* YOUR INSTRUCTIONS *
Retype the records below exactly as they appear.

* RECORDS PROVIDED *
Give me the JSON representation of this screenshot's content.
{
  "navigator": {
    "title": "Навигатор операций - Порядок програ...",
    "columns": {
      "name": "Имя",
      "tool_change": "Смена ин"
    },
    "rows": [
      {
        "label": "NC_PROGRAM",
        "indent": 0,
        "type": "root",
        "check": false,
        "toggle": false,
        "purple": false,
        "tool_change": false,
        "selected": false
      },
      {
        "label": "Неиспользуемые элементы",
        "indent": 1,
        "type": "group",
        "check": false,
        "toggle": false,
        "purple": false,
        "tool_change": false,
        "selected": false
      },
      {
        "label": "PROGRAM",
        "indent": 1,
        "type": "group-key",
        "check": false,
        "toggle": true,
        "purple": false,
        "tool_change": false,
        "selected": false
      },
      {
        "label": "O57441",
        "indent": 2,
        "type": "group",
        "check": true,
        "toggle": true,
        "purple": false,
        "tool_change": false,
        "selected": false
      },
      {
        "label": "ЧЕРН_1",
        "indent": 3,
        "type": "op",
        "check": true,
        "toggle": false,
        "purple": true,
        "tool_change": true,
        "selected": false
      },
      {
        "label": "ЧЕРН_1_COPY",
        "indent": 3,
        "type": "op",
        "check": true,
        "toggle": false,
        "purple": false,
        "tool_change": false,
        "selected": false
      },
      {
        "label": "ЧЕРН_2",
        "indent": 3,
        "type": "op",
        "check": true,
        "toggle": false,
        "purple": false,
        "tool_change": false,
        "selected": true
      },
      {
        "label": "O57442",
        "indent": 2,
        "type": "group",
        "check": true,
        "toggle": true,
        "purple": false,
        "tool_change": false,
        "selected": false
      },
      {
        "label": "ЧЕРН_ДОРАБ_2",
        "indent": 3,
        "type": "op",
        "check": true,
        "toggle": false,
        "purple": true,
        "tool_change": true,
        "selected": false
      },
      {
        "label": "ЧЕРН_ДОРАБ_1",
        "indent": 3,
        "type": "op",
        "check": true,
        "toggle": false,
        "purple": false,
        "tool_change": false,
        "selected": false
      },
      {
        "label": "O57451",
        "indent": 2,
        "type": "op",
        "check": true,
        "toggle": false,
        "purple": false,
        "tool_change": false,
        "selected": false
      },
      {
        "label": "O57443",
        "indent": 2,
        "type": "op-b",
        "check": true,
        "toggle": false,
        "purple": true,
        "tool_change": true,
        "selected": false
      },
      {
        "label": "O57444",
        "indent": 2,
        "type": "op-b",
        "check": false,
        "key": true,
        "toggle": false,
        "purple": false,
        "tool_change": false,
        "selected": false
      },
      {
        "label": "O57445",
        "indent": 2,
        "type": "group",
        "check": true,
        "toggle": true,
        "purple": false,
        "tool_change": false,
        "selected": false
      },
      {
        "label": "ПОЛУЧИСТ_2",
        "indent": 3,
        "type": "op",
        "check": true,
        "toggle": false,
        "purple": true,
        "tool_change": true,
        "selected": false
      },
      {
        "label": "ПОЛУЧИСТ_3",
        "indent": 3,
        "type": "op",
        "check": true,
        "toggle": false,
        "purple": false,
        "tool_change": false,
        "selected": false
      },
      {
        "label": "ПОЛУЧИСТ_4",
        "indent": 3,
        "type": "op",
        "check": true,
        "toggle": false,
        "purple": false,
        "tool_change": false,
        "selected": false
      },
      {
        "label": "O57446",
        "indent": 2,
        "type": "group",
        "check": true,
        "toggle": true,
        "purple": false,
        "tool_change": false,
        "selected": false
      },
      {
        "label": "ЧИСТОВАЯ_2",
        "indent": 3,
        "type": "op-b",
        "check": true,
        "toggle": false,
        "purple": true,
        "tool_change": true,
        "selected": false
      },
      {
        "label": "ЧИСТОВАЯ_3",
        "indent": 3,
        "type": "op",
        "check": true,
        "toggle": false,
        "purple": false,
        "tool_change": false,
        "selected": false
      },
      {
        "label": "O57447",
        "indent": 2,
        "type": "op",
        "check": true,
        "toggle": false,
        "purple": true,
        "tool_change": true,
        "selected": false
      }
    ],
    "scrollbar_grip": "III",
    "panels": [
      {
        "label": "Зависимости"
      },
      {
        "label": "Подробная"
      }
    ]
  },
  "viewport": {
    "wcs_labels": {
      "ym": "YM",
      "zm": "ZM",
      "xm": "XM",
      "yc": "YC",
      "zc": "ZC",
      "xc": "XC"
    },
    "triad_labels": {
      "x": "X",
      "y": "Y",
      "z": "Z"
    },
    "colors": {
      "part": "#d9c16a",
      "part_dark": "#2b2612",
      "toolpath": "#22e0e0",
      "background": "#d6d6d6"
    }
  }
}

* WRITTEN REPLY *
Give me the JSON representation of this screenshot's content.
{
  "navigator": {
    "title": "Навигатор операций - Порядок програ...",
    "columns": {
      "name": "Имя",
      "tool_change": "Смена ин"
    },
    "rows": [
      {
        "label": "NC_PROGRAM",
        "indent": 0,
        "type": "root",
        "check": false,
        "toggle": false,
        "purple": false,
        "tool_change": false,
        "selected": false
      },
      {
        "label": "Неиспользуемые элементы",
        "indent": 1,
        "type": "group",
        "check": false,
        "toggle": false,
        "purple": false,
        "tool_change": false,
        "selected": false
      },
      {
        "label": "PROGRAM",
        "indent": 1,
        "type": "group-key",
        "check": false,
        "toggle": true,
        "purple": false,
        "tool_change": false,
        "selected": false
      },
      {
        "label": "O57441",
        "indent": 2,
        "type": "group",
        "check": true,
        "toggle": true,
        "purple": false,
        "tool_change": false,
        "selected": false
      },
      {
        "label": "ЧЕРН_1",
        "indent": 3,
        "type": "op",
        "check": true,
        "toggle": false,
        "purple": true,
        "tool_change": true,
        "selected": false
      },
      {
        "label": "ЧЕРН_1_COPY",
        "indent": 3,
        "type": "op",
        "check": true,
        "toggle": false,
        "purple": false,
        "tool_change": false,
        "selected": false
      },
      {
        "label": "ЧЕРН_2",
        "indent": 3,
        "type": "op",
        "check": true,
        "toggle": false,
        "purple": false,
        "tool_change": false,
        "selected": true
      },
      {
        "label": "O57442",
        "indent": 2,
        "type": "group",
        "check": true,
        "toggle": true,
        "purple": false,
        "tool_change": false,
        "selected": false
      },
      {
        "label": "ЧЕРН_ДОРАБ_2",
        "indent": 3,
        "type": "op",
        "check": true,
        "toggle": false,
        "purple": true,
        "tool_change": true,
        "selected": false
      },
      {
        "label": "ЧЕРН_ДОРАБ_1",
        "indent": 3,
        "type": "op",
        "check": true,
        "toggle": false,
        "purple": false,
        "tool_change": false,
        "selected": false
      },
      {
        "label": "O57451",
        "indent": 2,
        "type": "op",
        "check": true,
        "toggle": false,
        "purple": false,
        "tool_change": false,
        "selected": false
      },
      {
        "label": "O57443",
        "indent": 2,
        "type": "op-b",
        "check": true,
        "toggle": false,
        "purple": true,
        "tool_change": true,
        "selected": false
      },
      {
        "label": "O57444",
        "indent": 2,
        "type": "op-b",
        "check": false,
        "key": true,
        "toggle": false,
        "purple": false,
        "tool_change": false,
        "selected": false
      },
      {
        "label": "O57445",
        "indent": 2,
        "type": "group",
        "check": true,
        "toggle": true,
        "purple": false,
        "tool_change": false,
        "selected": false
      },
      {
        "label": "ПОЛУЧИСТ_2",
        "indent": 3,
        "type": "op",
        "check": true,
        "toggle": false,
        "purple": true,
        "tool_change": true,
        "selected": false
      },
      {
        "label": "ПОЛУЧИСТ_3",
        "indent": 3,
        "type": "op",
        "check": true,
        "toggle": false,
        "purple": false,
        "tool_change": false,
        "selected": false
      },
      {
        "label": "ПОЛУЧИСТ_4",
        "indent": 3,
        "type": "op",
        "check": true,
        "toggle": false,
        "purple": false,
        "tool_change": false,
        "selected": false
      },
      {
        "label": "O57446",
        "indent": 2,
        "type": "group",
        "check": true,
        "toggle": true,
        "purple": false,
        "tool_change": false,
        "selected": false
      },
      {
        "label": "ЧИСТОВАЯ_2",
        "indent": 3,
        "type": "op-b",
        "check": true,
        "toggle": false,
        "purple": true,
        "tool_change": true,
        "selected": false
      },
      {
        "label": "ЧИСТОВАЯ_3",
        "indent": 3,
        "type": "op",
        "check": true,
        "toggle": false,
        "purple": false,
        "tool_change": false,
        "selected": false
      },
      {
        "label": "O57447",
        "indent": 2,
        "type": "op",
        "check": true,
        "toggle": false,
        "purple": true,
        "tool_change": true,
        "selected": false
      }
    ],
    "scrollbar_grip": "III",
    "panels": [
      {
        "label": "Зависимости"
      },
      {
        "label": "Подробная"
      }
    ]
  },
  "viewport": {
    "wcs_labels": {
      "ym": "YM",
      "zm": "ZM",
      "xm": "XM",
      "yc": "YC",
      "zc": "ZC",
      "xc": "XC"
    },
    "triad_labels": {
      "x": "X",
      "y": "Y",
      "z": "Z"
    },
    "colors": {
      "part": "#d9c16a",
      "part_dark": "#2b2612",
      "toolpath": "#22e0e0",
      "background": "#d6d6d6"
    }
  }
}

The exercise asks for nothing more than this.